== Aim of the task ==
Only a number is expected: how many lines in the data below contain the word "buyers".

== Stored rows ==
[BEGIN]
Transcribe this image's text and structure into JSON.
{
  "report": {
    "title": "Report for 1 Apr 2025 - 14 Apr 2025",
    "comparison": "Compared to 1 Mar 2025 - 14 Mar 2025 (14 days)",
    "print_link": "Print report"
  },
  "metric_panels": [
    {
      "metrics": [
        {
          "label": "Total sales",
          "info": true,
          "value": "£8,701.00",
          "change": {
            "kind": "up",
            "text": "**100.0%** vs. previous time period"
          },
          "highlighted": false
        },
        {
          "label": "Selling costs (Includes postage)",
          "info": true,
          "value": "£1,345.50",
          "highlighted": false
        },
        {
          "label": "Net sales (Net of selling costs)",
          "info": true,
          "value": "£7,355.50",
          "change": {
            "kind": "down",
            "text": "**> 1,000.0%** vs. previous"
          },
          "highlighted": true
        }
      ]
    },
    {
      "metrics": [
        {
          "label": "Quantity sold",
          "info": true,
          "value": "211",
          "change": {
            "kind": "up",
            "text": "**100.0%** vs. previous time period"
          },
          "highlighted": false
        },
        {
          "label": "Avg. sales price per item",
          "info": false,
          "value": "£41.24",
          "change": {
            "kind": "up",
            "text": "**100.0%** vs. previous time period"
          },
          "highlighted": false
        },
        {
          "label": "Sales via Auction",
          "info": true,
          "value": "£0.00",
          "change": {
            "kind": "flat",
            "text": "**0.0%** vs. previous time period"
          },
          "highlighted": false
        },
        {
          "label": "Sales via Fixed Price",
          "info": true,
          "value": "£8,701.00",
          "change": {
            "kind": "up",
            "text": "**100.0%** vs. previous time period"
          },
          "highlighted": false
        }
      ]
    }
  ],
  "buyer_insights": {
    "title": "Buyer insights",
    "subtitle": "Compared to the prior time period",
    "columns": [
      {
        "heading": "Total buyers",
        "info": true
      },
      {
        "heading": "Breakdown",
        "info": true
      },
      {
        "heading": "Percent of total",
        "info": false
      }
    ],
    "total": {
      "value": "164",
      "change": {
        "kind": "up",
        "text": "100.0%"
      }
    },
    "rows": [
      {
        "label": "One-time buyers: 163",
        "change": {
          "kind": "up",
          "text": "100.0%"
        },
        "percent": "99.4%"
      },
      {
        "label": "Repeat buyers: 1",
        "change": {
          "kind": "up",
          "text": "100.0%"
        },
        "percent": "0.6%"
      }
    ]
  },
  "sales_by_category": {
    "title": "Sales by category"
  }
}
[END]
== Reply to the task ==
3